### What is needed
Transcribe each line of the records below exactly, excluding any embedded images.

──────── Exercise materials ────────

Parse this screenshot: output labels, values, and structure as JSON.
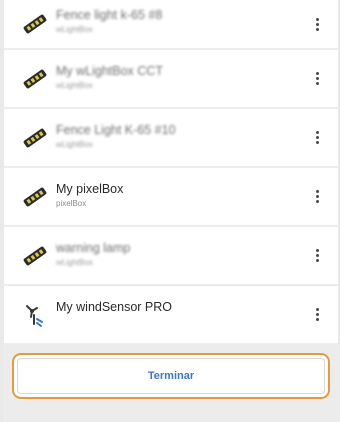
{
  "devices": [
    {
      "name": "Fence light k-65 #8",
      "type": "wLightBox",
      "icon": "led-strip-icon",
      "blurred": true
    },
    {
      "name": "My wLightBox CCT",
      "type": "wLightBox",
      "icon": "led-strip-icon",
      "blurred": true
    },
    {
      "name": "Fence Light K-65 #10",
      "type": "wLightBox",
      "icon": "led-strip-icon",
      "blurred": true
    },
    {
      "name": "My pixelBox",
      "type": "pixelBox",
      "icon": "led-strip-icon",
      "blurred": false
    },
    {
      "name": "warning lamp",
      "type": "wLightBox",
      "icon": "led-strip-icon",
      "blurred": true
    },
    {
      "name": "My windSensor PRO",
      "type": "",
      "icon": "wind-sensor-icon",
      "blurred": false
    }
  ],
  "footer": {
    "finish_label": "Terminar"
  },
  "colors": {
    "accent_orange": "#e59a3c",
    "button_text_blue": "#3c78c8",
    "led_yellow": "#d6c84a"
  }
}
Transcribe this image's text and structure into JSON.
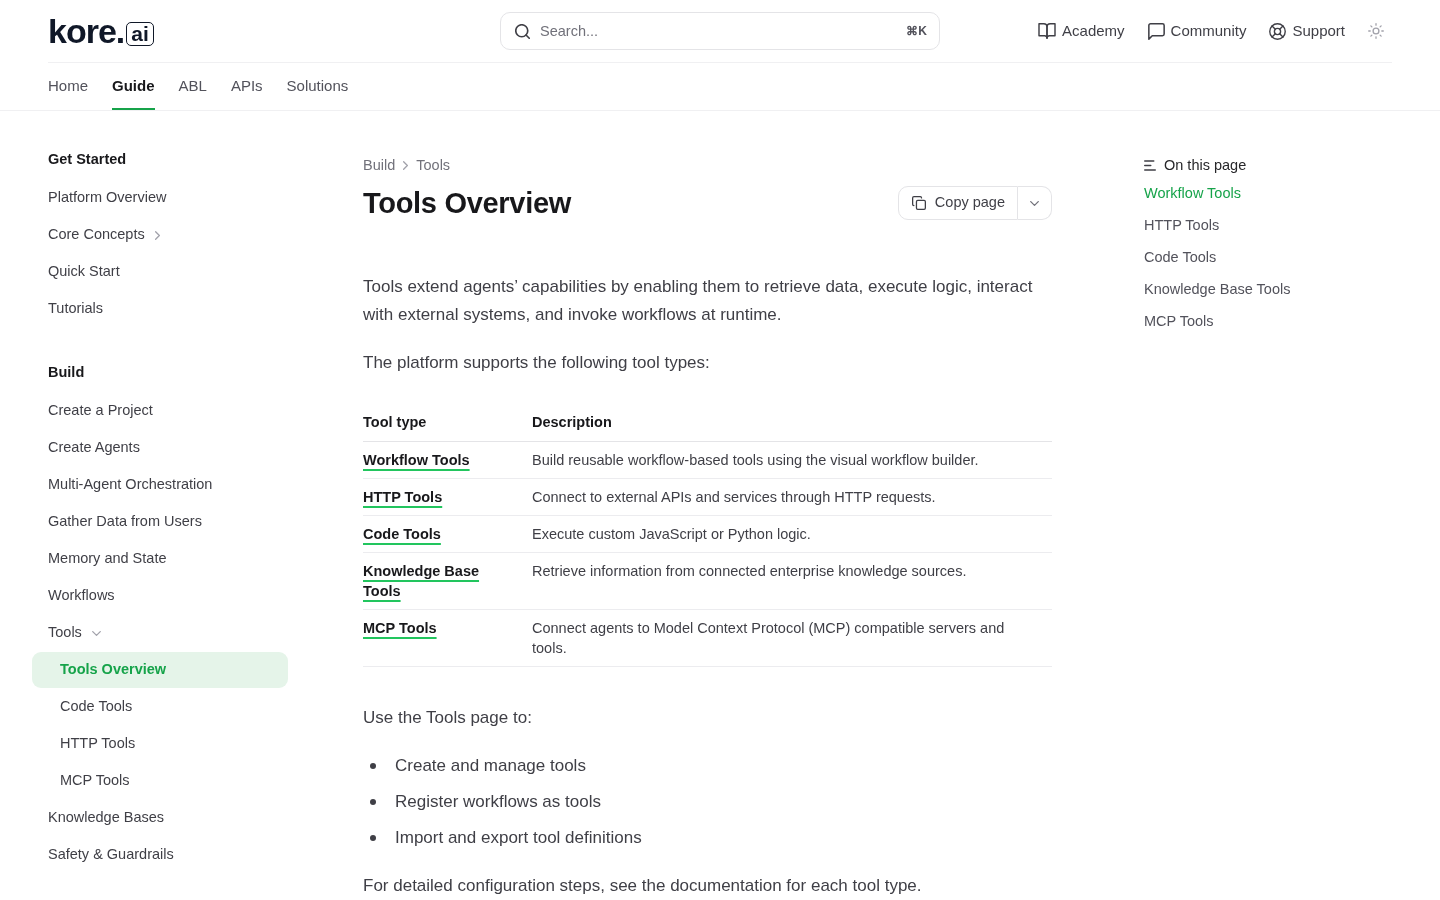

────────

### Output for this exercise
Parse this screenshot: output labels, values, and structure as JSON.
{
  "devices": [
    {
      "name": "Fence light k-65 #8",
      "type": "wLightBox",
      "icon": "led-strip-icon",
      "blurred": true
    },
    {
      "name": "My wLightBox CCT",
      "type": "wLightBox",
      "icon": "led-strip-icon",
      "blurred": true
    },
    {
      "name": "Fence Light K-65 #10",
      "type": "wLightBox",
      "icon": "led-strip-icon",
      "blurred": true
    },
    {
      "name": "My pixelBox",
      "type": "pixelBox",
      "icon": "led-strip-icon",
      "blurred": false
    },
    {
      "name": "warning lamp",
      "type": "wLightBox",
      "icon": "led-strip-icon",
      "blurred": true
    },
    {
      "name": "My windSensor PRO",
      "type": "",
      "icon": "wind-sensor-icon",
      "blurred": false
    }
  ],
  "footer": {
    "finish_label": "Terminar"
  },
  "colors": {
    "accent_orange": "#e59a3c",
    "button_text_blue": "#3c78c8",
    "led_yellow": "#d6c84a"
  }
}
Transcribe this image's text and structure into JSON.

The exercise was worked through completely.